(Directive):
Reproduce verbatim everything from the start of the records down to the line that contains "origin-point <box>107 792 135 814</box>", including both the first line and that line.

(Supplied information):

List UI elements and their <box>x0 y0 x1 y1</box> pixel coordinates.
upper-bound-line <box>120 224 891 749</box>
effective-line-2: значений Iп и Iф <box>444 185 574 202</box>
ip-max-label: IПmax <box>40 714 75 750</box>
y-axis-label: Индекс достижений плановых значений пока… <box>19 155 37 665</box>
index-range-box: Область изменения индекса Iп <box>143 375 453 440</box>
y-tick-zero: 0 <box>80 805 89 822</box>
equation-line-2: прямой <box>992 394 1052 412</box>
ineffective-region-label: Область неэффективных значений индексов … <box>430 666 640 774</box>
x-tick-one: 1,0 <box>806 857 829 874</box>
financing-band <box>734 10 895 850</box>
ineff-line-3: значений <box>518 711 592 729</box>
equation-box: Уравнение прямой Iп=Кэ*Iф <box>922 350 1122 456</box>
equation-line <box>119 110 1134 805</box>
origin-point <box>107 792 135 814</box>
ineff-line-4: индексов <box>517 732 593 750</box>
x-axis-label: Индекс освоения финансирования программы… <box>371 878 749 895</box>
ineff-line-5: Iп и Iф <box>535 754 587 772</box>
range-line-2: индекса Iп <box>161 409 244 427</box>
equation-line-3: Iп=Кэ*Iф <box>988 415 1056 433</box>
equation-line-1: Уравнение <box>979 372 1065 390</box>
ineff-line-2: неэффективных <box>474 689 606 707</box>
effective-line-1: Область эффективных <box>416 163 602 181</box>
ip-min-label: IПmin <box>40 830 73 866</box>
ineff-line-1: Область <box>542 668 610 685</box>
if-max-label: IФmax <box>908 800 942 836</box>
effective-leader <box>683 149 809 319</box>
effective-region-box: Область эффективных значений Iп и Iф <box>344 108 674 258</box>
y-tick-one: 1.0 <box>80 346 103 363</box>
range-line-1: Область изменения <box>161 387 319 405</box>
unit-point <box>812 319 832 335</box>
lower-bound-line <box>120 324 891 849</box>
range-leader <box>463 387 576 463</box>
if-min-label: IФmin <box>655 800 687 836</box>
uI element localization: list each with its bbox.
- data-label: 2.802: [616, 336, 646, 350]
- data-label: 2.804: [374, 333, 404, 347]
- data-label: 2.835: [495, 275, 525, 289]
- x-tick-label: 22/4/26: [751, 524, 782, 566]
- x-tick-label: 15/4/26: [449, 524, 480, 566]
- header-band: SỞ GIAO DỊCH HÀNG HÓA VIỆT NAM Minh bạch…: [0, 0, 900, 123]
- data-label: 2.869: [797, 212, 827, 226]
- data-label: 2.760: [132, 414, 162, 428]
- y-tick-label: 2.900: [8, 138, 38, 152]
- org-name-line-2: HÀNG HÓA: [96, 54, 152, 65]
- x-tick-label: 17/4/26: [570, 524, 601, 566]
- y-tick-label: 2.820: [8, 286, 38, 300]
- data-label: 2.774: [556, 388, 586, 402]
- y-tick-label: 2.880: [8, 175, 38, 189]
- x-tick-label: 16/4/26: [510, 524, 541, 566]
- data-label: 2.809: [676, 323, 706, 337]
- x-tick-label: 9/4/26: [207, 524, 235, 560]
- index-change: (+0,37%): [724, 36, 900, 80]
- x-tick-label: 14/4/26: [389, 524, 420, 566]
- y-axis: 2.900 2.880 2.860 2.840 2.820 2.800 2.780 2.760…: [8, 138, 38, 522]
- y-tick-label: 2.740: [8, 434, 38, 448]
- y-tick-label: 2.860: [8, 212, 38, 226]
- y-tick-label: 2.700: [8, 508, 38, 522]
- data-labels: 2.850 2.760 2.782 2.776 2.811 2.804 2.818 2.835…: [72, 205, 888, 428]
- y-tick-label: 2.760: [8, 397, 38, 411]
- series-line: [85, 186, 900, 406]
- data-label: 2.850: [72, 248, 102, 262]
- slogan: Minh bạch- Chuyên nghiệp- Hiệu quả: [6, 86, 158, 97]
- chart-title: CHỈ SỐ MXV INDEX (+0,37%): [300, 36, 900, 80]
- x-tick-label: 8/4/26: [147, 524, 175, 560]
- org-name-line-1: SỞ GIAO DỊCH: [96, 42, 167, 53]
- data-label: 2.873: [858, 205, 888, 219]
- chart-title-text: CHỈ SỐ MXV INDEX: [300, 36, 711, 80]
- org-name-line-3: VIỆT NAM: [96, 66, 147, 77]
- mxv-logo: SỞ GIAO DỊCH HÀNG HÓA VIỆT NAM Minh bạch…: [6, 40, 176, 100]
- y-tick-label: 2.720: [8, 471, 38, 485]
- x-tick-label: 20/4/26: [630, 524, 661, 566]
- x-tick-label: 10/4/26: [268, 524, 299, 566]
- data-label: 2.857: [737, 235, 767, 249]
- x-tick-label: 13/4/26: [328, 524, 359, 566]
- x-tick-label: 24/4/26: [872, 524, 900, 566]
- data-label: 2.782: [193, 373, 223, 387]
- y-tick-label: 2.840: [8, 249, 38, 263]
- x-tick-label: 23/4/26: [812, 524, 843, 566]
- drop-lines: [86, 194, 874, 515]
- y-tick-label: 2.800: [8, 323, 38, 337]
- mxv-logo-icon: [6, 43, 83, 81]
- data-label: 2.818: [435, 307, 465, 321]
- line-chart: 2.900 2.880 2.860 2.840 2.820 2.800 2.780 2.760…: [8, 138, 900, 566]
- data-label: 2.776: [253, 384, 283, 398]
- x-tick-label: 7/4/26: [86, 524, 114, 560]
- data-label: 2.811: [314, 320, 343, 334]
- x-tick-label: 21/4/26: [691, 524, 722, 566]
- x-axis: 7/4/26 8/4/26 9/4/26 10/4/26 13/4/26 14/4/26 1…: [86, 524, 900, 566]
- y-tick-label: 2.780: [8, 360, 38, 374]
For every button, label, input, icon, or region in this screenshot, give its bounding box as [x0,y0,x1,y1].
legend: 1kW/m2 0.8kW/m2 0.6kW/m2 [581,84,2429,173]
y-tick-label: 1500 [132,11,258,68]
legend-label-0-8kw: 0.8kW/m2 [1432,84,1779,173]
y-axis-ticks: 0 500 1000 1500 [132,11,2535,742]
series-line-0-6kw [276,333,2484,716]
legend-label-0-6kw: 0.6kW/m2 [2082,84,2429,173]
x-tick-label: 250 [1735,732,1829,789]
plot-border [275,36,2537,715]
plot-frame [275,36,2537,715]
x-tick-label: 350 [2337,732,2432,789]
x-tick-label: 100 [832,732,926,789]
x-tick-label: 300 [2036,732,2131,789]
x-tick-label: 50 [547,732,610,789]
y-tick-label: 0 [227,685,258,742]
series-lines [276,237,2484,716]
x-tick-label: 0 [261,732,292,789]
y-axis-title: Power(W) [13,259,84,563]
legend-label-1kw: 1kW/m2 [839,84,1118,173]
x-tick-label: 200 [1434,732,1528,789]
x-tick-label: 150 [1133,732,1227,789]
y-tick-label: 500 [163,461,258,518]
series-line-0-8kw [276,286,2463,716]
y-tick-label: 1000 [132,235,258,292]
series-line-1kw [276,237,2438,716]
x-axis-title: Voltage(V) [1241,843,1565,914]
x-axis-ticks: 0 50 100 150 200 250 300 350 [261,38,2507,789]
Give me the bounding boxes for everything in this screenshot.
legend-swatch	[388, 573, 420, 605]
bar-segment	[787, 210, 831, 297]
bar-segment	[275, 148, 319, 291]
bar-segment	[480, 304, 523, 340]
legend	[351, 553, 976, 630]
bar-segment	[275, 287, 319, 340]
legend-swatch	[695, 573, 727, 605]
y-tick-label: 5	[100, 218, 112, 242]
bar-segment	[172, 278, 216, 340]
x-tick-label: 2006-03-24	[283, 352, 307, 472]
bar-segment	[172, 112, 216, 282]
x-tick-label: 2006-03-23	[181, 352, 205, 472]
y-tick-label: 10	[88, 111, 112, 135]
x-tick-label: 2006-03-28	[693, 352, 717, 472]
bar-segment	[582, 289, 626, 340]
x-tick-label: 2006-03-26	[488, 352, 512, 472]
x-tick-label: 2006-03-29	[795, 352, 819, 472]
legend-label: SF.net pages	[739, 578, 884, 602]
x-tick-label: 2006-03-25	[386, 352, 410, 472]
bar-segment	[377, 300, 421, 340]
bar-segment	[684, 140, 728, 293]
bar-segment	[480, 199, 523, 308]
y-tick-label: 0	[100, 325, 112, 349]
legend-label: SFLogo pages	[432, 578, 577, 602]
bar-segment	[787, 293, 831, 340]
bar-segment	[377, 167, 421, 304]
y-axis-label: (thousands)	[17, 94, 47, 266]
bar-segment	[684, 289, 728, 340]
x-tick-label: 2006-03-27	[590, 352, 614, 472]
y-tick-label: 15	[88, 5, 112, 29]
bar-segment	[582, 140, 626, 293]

(Answer for the task):
List UI elements and their <box>x0 y0 x1 y1</box> pixel coordinates.
upper-bound-line <box>120 224 891 749</box>
effective-line-2: значений Iп и Iф <box>444 185 574 202</box>
ip-max-label: IПmax <box>40 714 75 750</box>
y-axis-label: Индекс достижений плановых значений пока… <box>19 155 37 665</box>
index-range-box: Область изменения индекса Iп <box>143 375 453 440</box>
y-tick-zero: 0 <box>80 805 89 822</box>
equation-line-2: прямой <box>992 394 1052 412</box>
ineffective-region-label: Область неэффективных значений индексов … <box>430 666 640 774</box>
x-tick-one: 1,0 <box>806 857 829 874</box>
financing-band <box>734 10 895 850</box>
ineff-line-3: значений <box>518 711 592 729</box>
equation-box: Уравнение прямой Iп=Кэ*Iф <box>922 350 1122 456</box>
equation-line <box>119 110 1134 805</box>
origin-point <box>107 792 135 814</box>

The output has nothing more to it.